_The request:_ Collect each line containing "NAVI".

┌──

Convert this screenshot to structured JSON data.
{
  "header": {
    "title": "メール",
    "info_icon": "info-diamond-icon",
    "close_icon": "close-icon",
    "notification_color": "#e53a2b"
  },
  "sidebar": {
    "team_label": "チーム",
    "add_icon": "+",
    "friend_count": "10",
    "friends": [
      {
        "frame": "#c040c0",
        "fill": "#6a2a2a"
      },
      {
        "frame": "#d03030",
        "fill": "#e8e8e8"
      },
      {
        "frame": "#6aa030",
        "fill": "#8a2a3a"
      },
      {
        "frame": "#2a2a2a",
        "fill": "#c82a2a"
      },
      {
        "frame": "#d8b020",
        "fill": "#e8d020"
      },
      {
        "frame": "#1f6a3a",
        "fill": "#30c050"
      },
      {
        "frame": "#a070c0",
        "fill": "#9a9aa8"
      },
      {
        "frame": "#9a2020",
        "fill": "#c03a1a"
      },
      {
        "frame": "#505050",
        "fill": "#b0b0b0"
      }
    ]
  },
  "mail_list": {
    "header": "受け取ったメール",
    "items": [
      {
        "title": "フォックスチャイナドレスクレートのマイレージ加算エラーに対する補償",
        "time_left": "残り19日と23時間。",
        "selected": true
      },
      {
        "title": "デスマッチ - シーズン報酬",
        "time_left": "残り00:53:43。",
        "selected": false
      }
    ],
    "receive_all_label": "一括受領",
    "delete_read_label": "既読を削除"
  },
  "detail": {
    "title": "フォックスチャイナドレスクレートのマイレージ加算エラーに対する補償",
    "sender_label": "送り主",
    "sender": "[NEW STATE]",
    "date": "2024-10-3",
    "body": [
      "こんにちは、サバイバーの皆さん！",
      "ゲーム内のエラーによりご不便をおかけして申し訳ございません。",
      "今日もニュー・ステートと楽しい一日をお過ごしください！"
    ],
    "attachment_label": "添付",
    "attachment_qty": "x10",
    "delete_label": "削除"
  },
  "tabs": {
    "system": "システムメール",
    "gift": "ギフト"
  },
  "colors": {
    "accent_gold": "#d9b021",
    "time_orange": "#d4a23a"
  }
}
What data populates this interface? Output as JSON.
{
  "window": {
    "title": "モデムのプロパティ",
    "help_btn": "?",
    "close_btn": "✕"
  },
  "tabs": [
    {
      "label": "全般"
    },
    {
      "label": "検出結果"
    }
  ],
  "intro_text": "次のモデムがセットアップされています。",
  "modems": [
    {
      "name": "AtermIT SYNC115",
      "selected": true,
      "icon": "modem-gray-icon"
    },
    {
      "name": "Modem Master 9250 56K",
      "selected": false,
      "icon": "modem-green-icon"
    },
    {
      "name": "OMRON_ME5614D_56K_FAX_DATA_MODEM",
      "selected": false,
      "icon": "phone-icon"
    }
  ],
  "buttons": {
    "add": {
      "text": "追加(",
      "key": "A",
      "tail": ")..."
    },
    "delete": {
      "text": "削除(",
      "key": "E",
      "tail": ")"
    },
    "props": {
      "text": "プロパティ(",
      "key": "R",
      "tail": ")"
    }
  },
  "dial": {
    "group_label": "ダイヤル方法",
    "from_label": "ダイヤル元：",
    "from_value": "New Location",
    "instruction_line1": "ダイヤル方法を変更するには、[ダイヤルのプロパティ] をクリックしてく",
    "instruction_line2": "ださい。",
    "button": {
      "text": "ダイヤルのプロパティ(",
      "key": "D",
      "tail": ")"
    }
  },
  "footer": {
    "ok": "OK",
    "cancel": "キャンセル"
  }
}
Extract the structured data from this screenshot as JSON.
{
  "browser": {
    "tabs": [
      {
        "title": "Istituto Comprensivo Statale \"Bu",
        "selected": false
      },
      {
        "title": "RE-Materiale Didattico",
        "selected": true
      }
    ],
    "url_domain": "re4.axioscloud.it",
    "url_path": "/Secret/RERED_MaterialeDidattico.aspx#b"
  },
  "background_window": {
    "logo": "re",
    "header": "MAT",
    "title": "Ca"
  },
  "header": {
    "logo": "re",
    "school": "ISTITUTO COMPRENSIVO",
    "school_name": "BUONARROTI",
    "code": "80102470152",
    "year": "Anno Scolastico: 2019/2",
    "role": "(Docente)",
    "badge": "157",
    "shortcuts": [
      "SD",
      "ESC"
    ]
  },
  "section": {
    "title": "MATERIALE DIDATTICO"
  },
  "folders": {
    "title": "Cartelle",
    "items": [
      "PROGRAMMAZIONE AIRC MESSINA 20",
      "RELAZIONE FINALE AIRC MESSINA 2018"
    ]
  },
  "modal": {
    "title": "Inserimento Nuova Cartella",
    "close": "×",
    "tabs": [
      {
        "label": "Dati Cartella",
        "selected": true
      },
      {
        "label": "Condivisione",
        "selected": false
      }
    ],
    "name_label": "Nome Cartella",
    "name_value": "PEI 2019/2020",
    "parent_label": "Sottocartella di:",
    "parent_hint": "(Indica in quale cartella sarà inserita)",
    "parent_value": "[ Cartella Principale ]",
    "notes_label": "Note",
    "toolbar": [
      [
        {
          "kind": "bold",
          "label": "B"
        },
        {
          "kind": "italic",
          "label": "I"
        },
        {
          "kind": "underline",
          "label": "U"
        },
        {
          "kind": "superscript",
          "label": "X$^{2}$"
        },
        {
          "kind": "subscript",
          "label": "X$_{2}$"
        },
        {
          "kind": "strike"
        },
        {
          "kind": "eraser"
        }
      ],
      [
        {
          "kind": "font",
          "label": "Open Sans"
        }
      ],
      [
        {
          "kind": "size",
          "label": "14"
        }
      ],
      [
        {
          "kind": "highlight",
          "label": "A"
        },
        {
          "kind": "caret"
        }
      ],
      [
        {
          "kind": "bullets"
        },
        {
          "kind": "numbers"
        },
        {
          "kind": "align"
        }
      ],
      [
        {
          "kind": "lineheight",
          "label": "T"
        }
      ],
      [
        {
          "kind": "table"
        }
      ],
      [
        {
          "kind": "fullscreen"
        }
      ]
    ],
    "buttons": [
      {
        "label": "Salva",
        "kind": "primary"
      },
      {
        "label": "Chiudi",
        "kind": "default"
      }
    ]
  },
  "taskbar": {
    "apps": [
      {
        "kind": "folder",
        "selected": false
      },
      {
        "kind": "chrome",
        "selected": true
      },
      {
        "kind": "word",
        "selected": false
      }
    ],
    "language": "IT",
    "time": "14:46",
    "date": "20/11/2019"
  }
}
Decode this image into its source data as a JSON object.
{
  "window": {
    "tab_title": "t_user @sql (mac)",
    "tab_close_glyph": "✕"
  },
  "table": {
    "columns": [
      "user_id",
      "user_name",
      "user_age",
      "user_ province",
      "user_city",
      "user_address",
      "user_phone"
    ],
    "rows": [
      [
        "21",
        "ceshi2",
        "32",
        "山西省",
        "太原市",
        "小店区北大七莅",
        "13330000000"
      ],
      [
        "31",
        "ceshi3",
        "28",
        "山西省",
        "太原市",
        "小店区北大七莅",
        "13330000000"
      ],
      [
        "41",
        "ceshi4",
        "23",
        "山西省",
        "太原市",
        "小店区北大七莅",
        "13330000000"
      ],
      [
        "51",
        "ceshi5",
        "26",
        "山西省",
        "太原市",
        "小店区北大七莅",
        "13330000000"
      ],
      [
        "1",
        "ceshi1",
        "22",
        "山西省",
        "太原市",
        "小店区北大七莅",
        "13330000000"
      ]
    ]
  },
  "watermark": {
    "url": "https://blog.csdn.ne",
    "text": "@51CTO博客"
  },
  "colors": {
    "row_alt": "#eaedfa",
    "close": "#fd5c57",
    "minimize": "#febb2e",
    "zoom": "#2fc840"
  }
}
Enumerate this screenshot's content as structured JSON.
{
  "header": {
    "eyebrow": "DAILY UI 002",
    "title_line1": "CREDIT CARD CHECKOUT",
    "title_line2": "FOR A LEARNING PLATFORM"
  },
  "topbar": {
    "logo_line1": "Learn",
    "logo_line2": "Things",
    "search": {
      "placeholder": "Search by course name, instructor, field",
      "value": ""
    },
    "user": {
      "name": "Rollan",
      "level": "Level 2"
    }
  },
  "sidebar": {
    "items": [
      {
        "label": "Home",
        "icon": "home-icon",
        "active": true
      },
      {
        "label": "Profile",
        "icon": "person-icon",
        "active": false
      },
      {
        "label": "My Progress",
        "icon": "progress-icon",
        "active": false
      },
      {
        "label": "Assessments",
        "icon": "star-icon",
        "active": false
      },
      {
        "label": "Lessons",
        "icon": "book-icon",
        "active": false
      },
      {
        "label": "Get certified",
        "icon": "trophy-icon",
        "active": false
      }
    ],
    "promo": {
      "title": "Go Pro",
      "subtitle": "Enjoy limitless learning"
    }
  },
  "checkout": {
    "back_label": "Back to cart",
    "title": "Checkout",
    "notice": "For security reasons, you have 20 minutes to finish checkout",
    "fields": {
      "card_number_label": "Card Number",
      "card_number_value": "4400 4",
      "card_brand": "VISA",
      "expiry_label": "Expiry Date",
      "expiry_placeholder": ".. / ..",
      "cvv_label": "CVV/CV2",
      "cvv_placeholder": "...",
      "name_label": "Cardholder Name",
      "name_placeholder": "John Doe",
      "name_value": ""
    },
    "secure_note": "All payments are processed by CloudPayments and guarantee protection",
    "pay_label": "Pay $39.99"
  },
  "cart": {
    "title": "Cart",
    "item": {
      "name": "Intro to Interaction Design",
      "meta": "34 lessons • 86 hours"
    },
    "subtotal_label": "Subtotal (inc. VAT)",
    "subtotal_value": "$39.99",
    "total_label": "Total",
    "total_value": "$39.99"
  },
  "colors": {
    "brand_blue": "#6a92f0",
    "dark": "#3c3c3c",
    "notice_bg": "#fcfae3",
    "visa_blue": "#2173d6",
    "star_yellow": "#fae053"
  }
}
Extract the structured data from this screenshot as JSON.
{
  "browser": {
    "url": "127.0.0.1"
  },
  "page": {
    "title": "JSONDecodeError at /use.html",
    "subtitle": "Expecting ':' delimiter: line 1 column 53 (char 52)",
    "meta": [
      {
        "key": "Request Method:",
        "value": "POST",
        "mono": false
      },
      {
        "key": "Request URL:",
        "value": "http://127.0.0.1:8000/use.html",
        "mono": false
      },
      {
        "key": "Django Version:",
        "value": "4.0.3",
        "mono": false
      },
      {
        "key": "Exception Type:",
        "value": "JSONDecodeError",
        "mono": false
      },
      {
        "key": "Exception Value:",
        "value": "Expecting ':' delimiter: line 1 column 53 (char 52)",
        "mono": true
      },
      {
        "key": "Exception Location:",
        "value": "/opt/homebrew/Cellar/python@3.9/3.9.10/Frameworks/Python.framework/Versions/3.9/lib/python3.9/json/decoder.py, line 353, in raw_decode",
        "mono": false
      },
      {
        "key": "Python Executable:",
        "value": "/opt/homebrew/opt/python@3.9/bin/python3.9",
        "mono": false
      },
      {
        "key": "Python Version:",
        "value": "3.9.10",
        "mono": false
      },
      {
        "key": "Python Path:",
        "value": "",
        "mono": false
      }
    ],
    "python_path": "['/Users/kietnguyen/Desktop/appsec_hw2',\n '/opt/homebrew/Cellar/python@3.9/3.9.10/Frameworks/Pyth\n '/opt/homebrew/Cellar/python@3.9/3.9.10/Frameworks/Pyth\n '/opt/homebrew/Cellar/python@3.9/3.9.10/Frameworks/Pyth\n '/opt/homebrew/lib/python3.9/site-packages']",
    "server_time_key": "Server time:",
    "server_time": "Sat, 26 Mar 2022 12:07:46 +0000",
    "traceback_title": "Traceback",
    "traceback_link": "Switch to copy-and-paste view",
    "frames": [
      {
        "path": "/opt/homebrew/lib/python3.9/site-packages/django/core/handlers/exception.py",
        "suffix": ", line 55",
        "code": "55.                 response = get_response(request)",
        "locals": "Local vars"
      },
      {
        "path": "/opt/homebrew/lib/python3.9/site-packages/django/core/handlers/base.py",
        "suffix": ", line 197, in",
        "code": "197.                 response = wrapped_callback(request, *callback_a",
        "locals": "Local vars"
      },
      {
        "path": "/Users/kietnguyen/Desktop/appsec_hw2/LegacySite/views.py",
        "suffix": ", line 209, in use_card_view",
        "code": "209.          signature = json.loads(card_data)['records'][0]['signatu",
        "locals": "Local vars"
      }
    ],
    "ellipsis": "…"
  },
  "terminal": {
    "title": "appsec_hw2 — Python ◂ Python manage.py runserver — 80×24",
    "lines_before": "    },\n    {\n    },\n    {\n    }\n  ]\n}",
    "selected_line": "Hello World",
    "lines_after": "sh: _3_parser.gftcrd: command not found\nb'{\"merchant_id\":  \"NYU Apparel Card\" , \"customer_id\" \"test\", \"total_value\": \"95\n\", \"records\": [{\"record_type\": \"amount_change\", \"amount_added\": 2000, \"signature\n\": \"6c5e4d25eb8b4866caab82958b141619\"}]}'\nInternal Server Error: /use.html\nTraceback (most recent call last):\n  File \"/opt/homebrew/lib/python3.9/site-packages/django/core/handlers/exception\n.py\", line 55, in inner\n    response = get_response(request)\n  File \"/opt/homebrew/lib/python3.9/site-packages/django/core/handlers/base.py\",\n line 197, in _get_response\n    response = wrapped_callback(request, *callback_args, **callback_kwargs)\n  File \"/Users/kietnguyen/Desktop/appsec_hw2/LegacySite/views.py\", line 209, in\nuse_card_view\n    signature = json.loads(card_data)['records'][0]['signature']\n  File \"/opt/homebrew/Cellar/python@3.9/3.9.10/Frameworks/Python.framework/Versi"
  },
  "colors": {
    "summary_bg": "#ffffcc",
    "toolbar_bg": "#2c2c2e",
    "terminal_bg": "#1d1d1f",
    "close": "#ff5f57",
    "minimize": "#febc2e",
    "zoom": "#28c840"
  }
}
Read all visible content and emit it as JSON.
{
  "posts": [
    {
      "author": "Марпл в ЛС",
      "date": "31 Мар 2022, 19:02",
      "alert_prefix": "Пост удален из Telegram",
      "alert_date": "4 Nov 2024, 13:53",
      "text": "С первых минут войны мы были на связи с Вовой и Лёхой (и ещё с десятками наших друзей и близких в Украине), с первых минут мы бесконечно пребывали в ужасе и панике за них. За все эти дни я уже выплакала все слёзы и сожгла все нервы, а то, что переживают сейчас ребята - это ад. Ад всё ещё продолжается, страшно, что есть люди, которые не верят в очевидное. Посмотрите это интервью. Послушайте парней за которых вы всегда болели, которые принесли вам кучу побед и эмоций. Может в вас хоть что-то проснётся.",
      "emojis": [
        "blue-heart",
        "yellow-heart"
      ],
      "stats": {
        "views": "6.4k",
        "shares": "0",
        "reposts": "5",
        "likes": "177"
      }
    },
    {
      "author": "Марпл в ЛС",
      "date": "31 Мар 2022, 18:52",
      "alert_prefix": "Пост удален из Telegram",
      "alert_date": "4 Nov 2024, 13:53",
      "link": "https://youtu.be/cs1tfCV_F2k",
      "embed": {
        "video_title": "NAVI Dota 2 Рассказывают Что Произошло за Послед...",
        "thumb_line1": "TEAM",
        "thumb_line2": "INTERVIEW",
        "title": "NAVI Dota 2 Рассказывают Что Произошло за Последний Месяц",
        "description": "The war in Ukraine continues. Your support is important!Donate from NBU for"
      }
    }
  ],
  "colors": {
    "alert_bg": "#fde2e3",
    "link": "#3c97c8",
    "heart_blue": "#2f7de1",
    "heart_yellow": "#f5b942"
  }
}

└──

_Task response:_
        "video_title": "NAVI Dota 2 Рассказывают Что Произошло за Послед...",
        "title": "NAVI Dota 2 Рассказывают Что Произошло за Последний Месяц",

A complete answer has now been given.